BEGIN Material for this exercise

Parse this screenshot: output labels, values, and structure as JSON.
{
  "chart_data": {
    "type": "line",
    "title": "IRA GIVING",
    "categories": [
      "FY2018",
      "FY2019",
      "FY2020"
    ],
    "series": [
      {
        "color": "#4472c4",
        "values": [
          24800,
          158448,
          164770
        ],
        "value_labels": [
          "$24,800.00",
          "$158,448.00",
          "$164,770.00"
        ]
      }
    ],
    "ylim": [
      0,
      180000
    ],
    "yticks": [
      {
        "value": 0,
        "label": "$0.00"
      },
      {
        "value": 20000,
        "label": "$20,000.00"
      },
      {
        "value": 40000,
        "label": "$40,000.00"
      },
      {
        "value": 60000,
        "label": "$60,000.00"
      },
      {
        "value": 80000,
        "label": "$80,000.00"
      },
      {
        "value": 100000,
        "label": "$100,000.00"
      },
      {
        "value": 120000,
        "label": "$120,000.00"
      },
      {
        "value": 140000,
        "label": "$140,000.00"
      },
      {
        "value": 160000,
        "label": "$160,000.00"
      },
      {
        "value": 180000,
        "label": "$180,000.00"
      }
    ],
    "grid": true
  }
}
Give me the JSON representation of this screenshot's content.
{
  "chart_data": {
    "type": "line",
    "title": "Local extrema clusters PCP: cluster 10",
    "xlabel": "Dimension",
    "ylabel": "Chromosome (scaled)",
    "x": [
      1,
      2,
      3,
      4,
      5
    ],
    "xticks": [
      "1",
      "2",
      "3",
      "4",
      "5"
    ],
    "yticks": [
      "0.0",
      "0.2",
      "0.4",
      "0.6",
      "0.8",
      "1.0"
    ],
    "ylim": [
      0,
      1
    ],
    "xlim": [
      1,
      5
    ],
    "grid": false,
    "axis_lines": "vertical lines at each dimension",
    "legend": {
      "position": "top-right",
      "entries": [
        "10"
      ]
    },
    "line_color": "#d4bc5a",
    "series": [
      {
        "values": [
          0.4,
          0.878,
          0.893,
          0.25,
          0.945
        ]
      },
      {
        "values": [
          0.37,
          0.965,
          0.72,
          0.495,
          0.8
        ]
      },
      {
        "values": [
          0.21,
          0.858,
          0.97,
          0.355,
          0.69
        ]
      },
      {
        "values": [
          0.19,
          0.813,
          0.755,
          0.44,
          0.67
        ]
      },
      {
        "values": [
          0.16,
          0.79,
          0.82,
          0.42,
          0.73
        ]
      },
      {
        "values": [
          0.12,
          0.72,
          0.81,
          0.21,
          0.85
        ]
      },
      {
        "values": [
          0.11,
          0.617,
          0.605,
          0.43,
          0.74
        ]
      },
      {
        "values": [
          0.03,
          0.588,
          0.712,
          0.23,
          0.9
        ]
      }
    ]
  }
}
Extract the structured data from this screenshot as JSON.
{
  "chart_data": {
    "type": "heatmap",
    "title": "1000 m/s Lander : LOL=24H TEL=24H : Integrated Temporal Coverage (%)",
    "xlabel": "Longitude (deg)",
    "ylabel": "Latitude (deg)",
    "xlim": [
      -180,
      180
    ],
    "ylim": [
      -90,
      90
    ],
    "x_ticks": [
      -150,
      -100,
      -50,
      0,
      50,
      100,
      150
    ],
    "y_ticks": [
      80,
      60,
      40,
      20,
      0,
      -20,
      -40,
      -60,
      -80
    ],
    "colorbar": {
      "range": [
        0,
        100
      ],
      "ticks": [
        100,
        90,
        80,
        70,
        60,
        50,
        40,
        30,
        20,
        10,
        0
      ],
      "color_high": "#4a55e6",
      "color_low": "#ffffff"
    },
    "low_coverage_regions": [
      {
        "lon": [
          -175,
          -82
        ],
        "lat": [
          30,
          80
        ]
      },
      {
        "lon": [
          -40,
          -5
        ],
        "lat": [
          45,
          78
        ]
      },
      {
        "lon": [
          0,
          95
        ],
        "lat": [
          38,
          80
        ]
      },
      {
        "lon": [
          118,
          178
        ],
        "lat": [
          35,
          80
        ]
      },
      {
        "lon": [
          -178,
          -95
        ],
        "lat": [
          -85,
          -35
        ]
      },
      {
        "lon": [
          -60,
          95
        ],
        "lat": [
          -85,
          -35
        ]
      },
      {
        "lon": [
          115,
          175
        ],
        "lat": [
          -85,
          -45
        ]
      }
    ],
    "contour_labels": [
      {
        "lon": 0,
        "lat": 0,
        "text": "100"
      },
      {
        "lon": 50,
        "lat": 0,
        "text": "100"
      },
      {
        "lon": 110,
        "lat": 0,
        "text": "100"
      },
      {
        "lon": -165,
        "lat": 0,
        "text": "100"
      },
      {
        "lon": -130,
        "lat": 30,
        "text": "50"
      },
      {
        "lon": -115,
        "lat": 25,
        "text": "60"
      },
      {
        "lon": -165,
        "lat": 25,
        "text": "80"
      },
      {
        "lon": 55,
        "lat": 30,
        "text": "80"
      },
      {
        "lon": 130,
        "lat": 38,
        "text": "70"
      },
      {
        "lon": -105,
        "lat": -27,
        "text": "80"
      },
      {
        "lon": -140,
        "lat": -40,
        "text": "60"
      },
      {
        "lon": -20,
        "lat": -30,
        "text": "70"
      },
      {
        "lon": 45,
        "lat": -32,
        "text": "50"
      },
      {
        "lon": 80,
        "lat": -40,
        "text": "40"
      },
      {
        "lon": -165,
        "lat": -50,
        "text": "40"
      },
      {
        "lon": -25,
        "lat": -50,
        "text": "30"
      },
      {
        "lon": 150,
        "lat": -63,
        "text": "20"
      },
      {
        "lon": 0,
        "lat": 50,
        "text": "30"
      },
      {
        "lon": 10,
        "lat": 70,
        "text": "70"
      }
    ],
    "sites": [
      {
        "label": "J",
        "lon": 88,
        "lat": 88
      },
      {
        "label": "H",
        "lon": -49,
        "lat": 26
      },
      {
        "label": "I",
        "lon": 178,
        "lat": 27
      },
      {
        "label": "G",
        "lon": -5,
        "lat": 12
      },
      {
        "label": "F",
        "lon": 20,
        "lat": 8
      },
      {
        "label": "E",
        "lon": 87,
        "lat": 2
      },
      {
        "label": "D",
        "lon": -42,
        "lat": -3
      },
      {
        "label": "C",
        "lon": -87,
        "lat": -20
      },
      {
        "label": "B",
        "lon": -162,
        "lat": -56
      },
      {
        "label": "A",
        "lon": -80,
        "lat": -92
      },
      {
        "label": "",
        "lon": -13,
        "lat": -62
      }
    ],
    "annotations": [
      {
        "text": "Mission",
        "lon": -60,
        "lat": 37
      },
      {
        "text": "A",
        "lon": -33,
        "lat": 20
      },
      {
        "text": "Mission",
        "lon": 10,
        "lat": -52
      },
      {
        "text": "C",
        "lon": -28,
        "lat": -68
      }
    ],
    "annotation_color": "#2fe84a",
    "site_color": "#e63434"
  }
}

END Material for this exercise

Each entry is to be returned in full, character for character.

- **Task response**:
Parse this screenshot: output labels, values, and structure as JSON.
{
  "chart_data": {
    "type": "line",
    "title": "IRA GIVING",
    "categories": [
      "FY2018",
      "FY2019",
      "FY2020"
    ],
    "series": [
      {
        "color": "#4472c4",
        "values": [
          24800,
          158448,
          164770
        ],
        "value_labels": [
          "$24,800.00",
          "$158,448.00",
          "$164,770.00"
        ]
      }
    ],
    "ylim": [
      0,
      180000
    ],
    "yticks": [
      {
        "value": 0,
        "label": "$0.00"
      },
      {
        "value": 20000,
        "label": "$20,000.00"
      },
      {
        "value": 40000,
        "label": "$40,000.00"
      },
      {
        "value": 60000,
        "label": "$60,000.00"
      },
      {
        "value": 80000,
        "label": "$80,000.00"
      },
      {
        "value": 100000,
        "label": "$100,000.00"
      },
      {
        "value": 120000,
        "label": "$120,000.00"
      },
      {
        "value": 140000,
        "label": "$140,000.00"
      },
      {
        "value": 160000,
        "label": "$160,000.00"
      },
      {
        "value": 180000,
        "label": "$180,000.00"
      }
    ],
    "grid": true
  }
}
Give me the JSON representation of this screenshot's content.
{
  "chart_data": {
    "type": "line",
    "title": "Local extrema clusters PCP: cluster 10",
    "xlabel": "Dimension",
    "ylabel": "Chromosome (scaled)",
    "x": [
      1,
      2,
      3,
      4,
      5
    ],
    "xticks": [
      "1",
      "2",
      "3",
      "4",
      "5"
    ],
    "yticks": [
      "0.0",
      "0.2",
      "0.4",
      "0.6",
      "0.8",
      "1.0"
    ],
    "ylim": [
      0,
      1
    ],
    "xlim": [
      1,
      5
    ],
    "grid": false,
    "axis_lines": "vertical lines at each dimension",
    "legend": {
      "position": "top-right",
      "entries": [
        "10"
      ]
    },
    "line_color": "#d4bc5a",
    "series": [
      {
        "values": [
          0.4,
          0.878,
          0.893,
          0.25,
          0.945
        ]
      },
      {
        "values": [
          0.37,
          0.965,
          0.72,
          0.495,
          0.8
        ]
      },
      {
        "values": [
          0.21,
          0.858,
          0.97,
          0.355,
          0.69
        ]
      },
      {
        "values": [
          0.19,
          0.813,
          0.755,
          0.44,
          0.67
        ]
      },
      {
        "values": [
          0.16,
          0.79,
          0.82,
          0.42,
          0.73
        ]
      },
      {
        "values": [
          0.12,
          0.72,
          0.81,
          0.21,
          0.85
        ]
      },
      {
        "values": [
          0.11,
          0.617,
          0.605,
          0.43,
          0.74
        ]
      },
      {
        "values": [
          0.03,
          0.588,
          0.712,
          0.23,
          0.9
        ]
      }
    ]
  }
}
Extract the structured data from this screenshot as JSON.
{
  "chart_data": {
    "type": "heatmap",
    "title": "1000 m/s Lander : LOL=24H TEL=24H : Integrated Temporal Coverage (%)",
    "xlabel": "Longitude (deg)",
    "ylabel": "Latitude (deg)",
    "xlim": [
      -180,
      180
    ],
    "ylim": [
      -90,
      90
    ],
    "x_ticks": [
      -150,
      -100,
      -50,
      0,
      50,
      100,
      150
    ],
    "y_ticks": [
      80,
      60,
      40,
      20,
      0,
      -20,
      -40,
      -60,
      -80
    ],
    "colorbar": {
      "range": [
        0,
        100
      ],
      "ticks": [
        100,
        90,
        80,
        70,
        60,
        50,
        40,
        30,
        20,
        10,
        0
      ],
      "color_high": "#4a55e6",
      "color_low": "#ffffff"
    },
    "low_coverage_regions": [
      {
        "lon": [
          -175,
          -82
        ],
        "lat": [
          30,
          80
        ]
      },
      {
        "lon": [
          -40,
          -5
        ],
        "lat": [
          45,
          78
        ]
      },
      {
        "lon": [
          0,
          95
        ],
        "lat": [
          38,
          80
        ]
      },
      {
        "lon": [
          118,
          178
        ],
        "lat": [
          35,
          80
        ]
      },
      {
        "lon": [
          -178,
          -95
        ],
        "lat": [
          -85,
          -35
        ]
      },
      {
        "lon": [
          -60,
          95
        ],
        "lat": [
          -85,
          -35
        ]
      },
      {
        "lon": [
          115,
          175
        ],
        "lat": [
          -85,
          -45
        ]
      }
    ],
    "contour_labels": [
      {
        "lon": 0,
        "lat": 0,
        "text": "100"
      },
      {
        "lon": 50,
        "lat": 0,
        "text": "100"
      },
      {
        "lon": 110,
        "lat": 0,
        "text": "100"
      },
      {
        "lon": -165,
        "lat": 0,
        "text": "100"
      },
      {
        "lon": -130,
        "lat": 30,
        "text": "50"
      },
      {
        "lon": -115,
        "lat": 25,
        "text": "60"
      },
      {
        "lon": -165,
        "lat": 25,
        "text": "80"
      },
      {
        "lon": 55,
        "lat": 30,
        "text": "80"
      },
      {
        "lon": 130,
        "lat": 38,
        "text": "70"
      },
      {
        "lon": -105,
        "lat": -27,
        "text": "80"
      },
      {
        "lon": -140,
        "lat": -40,
        "text": "60"
      },
      {
        "lon": -20,
        "lat": -30,
        "text": "70"
      },
      {
        "lon": 45,
        "lat": -32,
        "text": "50"
      },
      {
        "lon": 80,
        "lat": -40,
        "text": "40"
      },
      {
        "lon": -165,
        "lat": -50,
        "text": "40"
      },
      {
        "lon": -25,
        "lat": -50,
        "text": "30"
      },
      {
        "lon": 150,
        "lat": -63,
        "text": "20"
      },
      {
        "lon": 0,
        "lat": 50,
        "text": "30"
      },
      {
        "lon": 10,
        "lat": 70,
        "text": "70"
      }
    ],
    "sites": [
      {
        "label": "J",
        "lon": 88,
        "lat": 88
      },
      {
        "label": "H",
        "lon": -49,
        "lat": 26
      },
      {
        "label": "I",
        "lon": 178,
        "lat": 27
      },
      {
        "label": "G",
        "lon": -5,
        "lat": 12
      },
      {
        "label": "F",
        "lon": 20,
        "lat": 8
      },
      {
        "label": "E",
        "lon": 87,
        "lat": 2
      },
      {
        "label": "D",
        "lon": -42,
        "lat": -3
      },
      {
        "label": "C",
        "lon": -87,
        "lat": -20
      },
      {
        "label": "B",
        "lon": -162,
        "lat": -56
      },
      {
        "label": "A",
        "lon": -80,
        "lat": -92
      },
      {
        "label": "",
        "lon": -13,
        "lat": -62
      }
    ],
    "annotations": [
      {
        "text": "Mission",
        "lon": -60,
        "lat": 37
      },
      {
        "text": "A",
        "lon": -33,
        "lat": 20
      },
      {
        "text": "Mission",
        "lon": 10,
        "lat": -52
      },
      {
        "text": "C",
        "lon": -28,
        "lat": -68
      }
    ],
    "annotation_color": "#2fe84a",
    "site_color": "#e63434"
  }
}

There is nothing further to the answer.